Data supplied:
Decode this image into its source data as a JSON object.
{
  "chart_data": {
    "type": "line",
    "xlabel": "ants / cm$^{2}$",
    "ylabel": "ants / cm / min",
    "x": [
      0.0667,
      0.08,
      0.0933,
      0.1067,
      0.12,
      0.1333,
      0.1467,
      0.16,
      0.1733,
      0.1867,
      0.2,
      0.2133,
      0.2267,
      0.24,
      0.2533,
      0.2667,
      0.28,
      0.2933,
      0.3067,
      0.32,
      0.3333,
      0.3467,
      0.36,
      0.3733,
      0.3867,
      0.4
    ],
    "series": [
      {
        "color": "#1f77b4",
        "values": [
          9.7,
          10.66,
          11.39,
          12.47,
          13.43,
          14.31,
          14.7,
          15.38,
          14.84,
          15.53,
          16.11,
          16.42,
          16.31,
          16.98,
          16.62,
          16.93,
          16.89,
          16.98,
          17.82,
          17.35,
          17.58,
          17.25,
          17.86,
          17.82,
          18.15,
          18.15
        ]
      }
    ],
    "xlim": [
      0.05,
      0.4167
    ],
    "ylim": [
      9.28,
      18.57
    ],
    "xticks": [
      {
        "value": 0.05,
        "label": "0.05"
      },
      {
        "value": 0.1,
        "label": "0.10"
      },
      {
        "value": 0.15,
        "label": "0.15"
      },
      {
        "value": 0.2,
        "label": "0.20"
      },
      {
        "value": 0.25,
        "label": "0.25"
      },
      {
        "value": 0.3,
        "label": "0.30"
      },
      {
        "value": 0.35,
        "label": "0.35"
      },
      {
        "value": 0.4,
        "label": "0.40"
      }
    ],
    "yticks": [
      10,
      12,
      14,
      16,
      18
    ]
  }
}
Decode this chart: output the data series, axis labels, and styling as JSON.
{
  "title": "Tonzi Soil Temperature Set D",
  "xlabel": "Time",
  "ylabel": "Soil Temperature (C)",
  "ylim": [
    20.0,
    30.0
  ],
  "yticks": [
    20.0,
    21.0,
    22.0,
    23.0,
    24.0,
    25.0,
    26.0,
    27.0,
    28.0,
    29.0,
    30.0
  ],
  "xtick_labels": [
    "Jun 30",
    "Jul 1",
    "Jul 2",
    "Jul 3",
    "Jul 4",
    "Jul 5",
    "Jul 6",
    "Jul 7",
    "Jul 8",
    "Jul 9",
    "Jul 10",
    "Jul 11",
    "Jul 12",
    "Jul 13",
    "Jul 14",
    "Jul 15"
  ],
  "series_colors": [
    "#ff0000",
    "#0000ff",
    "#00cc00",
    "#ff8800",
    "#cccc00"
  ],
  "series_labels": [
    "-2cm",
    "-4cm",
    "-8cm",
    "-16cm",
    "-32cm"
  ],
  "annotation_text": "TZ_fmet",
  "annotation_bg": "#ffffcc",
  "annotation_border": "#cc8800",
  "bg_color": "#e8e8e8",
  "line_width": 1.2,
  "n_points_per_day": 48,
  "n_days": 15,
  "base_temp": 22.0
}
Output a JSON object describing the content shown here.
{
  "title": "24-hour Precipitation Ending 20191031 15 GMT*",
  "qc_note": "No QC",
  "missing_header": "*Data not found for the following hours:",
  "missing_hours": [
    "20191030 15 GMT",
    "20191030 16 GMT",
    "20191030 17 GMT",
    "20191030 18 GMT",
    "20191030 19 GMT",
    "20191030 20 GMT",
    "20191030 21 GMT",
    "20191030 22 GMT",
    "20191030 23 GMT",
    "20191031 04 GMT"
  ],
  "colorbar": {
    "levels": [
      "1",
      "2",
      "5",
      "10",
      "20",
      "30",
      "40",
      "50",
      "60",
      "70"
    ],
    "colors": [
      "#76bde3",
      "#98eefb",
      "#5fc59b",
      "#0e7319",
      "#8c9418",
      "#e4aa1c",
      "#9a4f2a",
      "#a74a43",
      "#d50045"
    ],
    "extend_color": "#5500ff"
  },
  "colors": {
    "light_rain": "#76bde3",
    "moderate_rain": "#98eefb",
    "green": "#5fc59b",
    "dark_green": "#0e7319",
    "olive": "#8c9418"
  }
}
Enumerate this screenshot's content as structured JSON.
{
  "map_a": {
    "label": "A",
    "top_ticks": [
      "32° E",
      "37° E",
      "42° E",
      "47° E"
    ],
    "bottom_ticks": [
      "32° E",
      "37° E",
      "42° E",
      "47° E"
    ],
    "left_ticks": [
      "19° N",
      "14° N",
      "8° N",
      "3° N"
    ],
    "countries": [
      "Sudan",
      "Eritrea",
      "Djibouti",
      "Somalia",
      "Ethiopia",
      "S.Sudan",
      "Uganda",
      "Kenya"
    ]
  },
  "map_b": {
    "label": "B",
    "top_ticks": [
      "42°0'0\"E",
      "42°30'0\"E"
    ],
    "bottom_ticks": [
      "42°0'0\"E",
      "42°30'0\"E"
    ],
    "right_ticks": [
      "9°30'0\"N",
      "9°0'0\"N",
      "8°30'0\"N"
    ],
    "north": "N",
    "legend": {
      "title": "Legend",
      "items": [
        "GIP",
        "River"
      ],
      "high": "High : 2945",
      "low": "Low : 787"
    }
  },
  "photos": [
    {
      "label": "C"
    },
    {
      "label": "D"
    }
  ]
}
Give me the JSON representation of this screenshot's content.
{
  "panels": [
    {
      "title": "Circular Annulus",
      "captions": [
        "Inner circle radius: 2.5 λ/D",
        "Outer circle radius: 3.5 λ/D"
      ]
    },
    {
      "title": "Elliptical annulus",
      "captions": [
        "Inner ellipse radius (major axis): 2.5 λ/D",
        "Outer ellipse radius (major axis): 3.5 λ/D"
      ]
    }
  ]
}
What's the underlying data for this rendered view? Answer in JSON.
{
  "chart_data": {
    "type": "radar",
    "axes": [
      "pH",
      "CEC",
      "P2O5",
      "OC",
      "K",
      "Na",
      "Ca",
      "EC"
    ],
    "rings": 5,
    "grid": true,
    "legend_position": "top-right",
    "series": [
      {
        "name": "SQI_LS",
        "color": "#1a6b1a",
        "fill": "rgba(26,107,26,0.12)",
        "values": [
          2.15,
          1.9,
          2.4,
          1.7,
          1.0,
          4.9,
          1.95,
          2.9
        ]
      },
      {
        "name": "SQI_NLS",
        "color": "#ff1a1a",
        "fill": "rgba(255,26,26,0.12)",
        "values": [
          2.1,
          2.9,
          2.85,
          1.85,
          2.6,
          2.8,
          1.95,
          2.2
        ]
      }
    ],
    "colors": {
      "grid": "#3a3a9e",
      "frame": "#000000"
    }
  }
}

Task requirements: Copy out every line of the data that includes the word "rgba".

Solution to the problem:
        "fill": "rgba(26,107,26,0.12)",
        "fill": "rgba(255,26,26,0.12)",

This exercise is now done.